## Given exercise
Drop every picture and give the entries back exactly.

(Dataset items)
● ● ● ● ● ● ●
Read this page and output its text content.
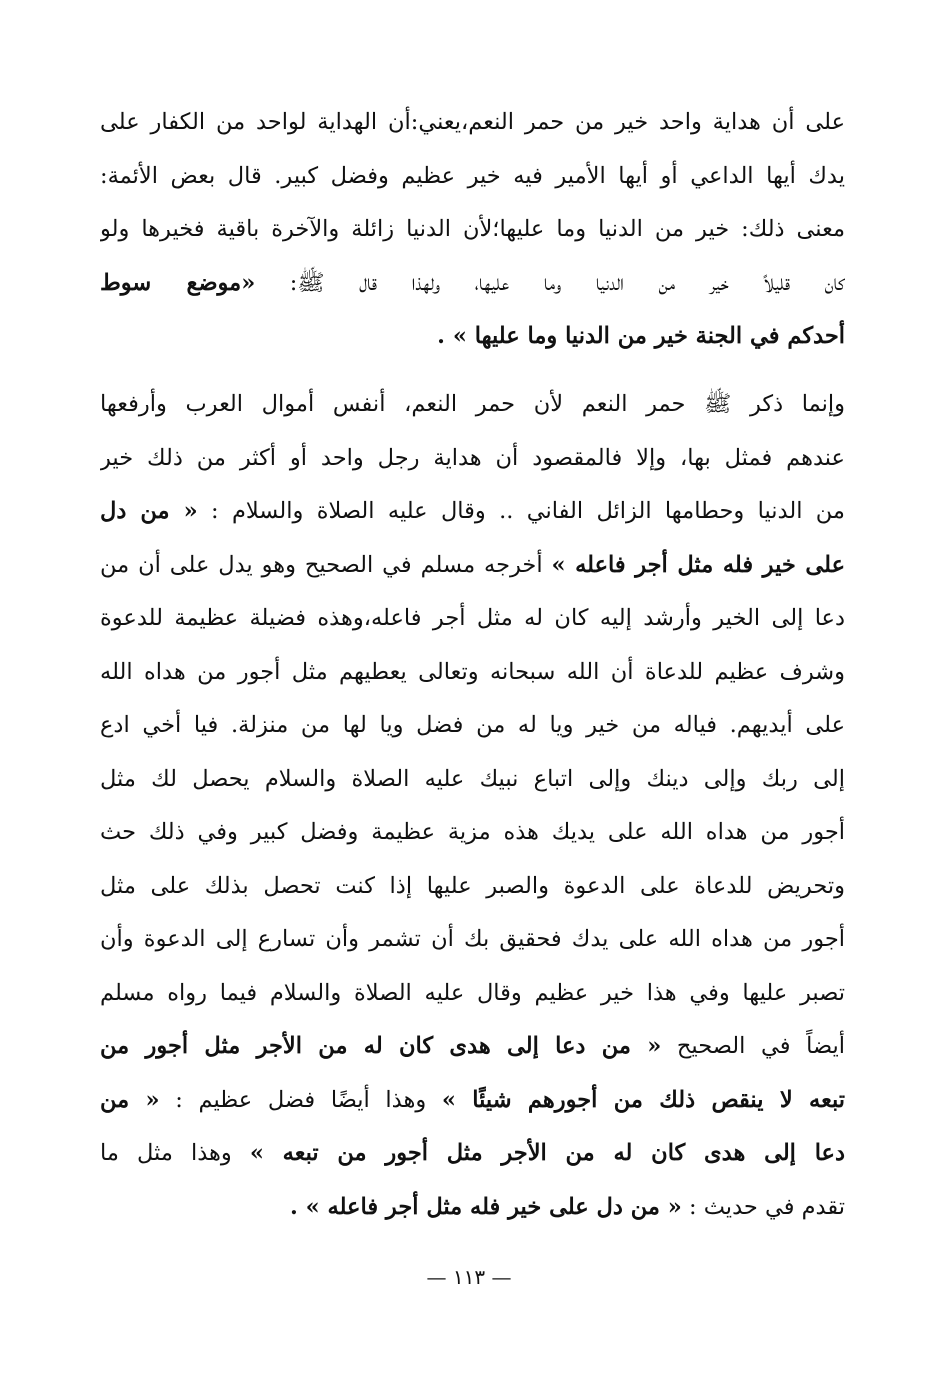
على أن هداية واحد خير من حمر النعم،يعني:أن الهداية لواحد من الكفار على
يدك أيها الداعي أو أيها الأمير فيه خير عظيم وفضل كبير. قال بعض الأئمة:
معنى ذلك: خير من الدنيا وما عليها؛لأن الدنيا زائلة والآخرة باقية فخيرها ولو
كان قليلاً خير من الدنيا وما عليها، ولهذا قال ﷺ: «موضع سوط
أحدكم في الجنة خير من الدنيا وما عليها » .
وإنما ذكر ﷺ حمر النعم لأن حمر النعم، أنفس أموال العرب وأرفعها
عندهم فمثل بها، وإلا فالمقصود أن هداية رجل واحد أو أكثر من ذلك خير
من الدنيا وحطامها الزائل الفاني .. وقال عليه الصلاة والسلام : « من دل
على خير فله مثل أجر فاعله » أخرجه مسلم في الصحيح وهو يدل على أن من
دعا إلى الخير وأرشد إليه كان له مثل أجر فاعله،وهذه فضيلة عظيمة للدعوة
وشرف عظيم للدعاة أن الله سبحانه وتعالى يعطيهم مثل أجور من هداه الله
على أيديهم. فياله من خير ويا له من فضل ويا لها من منزلة. فيا أخي ادع
إلى ربك وإلى دينك وإلى اتباع نبيك عليه الصلاة والسلام يحصل لك مثل
أجور من هداه الله على يديك هذه مزية عظيمة وفضل كبير وفي ذلك حث
وتحريض للدعاة على الدعوة والصبر عليها إذا كنت تحصل بذلك على مثل
أجور من هداه الله على يدك فحقيق بك أن تشمر وأن تسارع إلى الدعوة وأن
تصبر عليها وفي هذا خير عظيم وقال عليه الصلاة والسلام فيما رواه مسلم
أيضاً في الصحيح « من دعا إلى هدى كان له من الأجر مثل أجور من
تبعه لا ينقص ذلك من أجورهم شيئًا » وهذا أيضًا فضل عظيم : « من
دعا إلى هدى كان له من الأجر مثل أجور من تبعه » وهذا مثل ما
تقدم في حديث : « من دل على خير فله مثل أجر فاعله » .
— ١١٣ —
● ● ● ● ● ● ●
## Finished exercise
Read this page and output its text content.
على أن هداية واحد خير من حمر النعم،يعني:أن الهداية لواحد من الكفار على
يدك أيها الداعي أو أيها الأمير فيه خير عظيم وفضل كبير. قال بعض الأئمة:
معنى ذلك: خير من الدنيا وما عليها؛لأن الدنيا زائلة والآخرة باقية فخيرها ولو
كان قليلاً خير من الدنيا وما عليها، ولهذا قال ﷺ: «موضع سوط
أحدكم في الجنة خير من الدنيا وما عليها » .
وإنما ذكر ﷺ حمر النعم لأن حمر النعم، أنفس أموال العرب وأرفعها
عندهم فمثل بها، وإلا فالمقصود أن هداية رجل واحد أو أكثر من ذلك خير
من الدنيا وحطامها الزائل الفاني .. وقال عليه الصلاة والسلام : « من دل
على خير فله مثل أجر فاعله » أخرجه مسلم في الصحيح وهو يدل على أن من
دعا إلى الخير وأرشد إليه كان له مثل أجر فاعله،وهذه فضيلة عظيمة للدعوة
وشرف عظيم للدعاة أن الله سبحانه وتعالى يعطيهم مثل أجور من هداه الله
على أيديهم. فياله من خير ويا له من فضل ويا لها من منزلة. فيا أخي ادع
إلى ربك وإلى دينك وإلى اتباع نبيك عليه الصلاة والسلام يحصل لك مثل
أجور من هداه الله على يديك هذه مزية عظيمة وفضل كبير وفي ذلك حث
وتحريض للدعاة على الدعوة والصبر عليها إذا كنت تحصل بذلك على مثل
أجور من هداه الله على يدك فحقيق بك أن تشمر وأن تسارع إلى الدعوة وأن
تصبر عليها وفي هذا خير عظيم وقال عليه الصلاة والسلام فيما رواه مسلم
أيضاً في الصحيح « من دعا إلى هدى كان له من الأجر مثل أجور من
تبعه لا ينقص ذلك من أجورهم شيئًا » وهذا أيضًا فضل عظيم : « من
دعا إلى هدى كان له من الأجر مثل أجور من تبعه » وهذا مثل ما
تقدم في حديث : « من دل على خير فله مثل أجر فاعله » .
— ١١٣ —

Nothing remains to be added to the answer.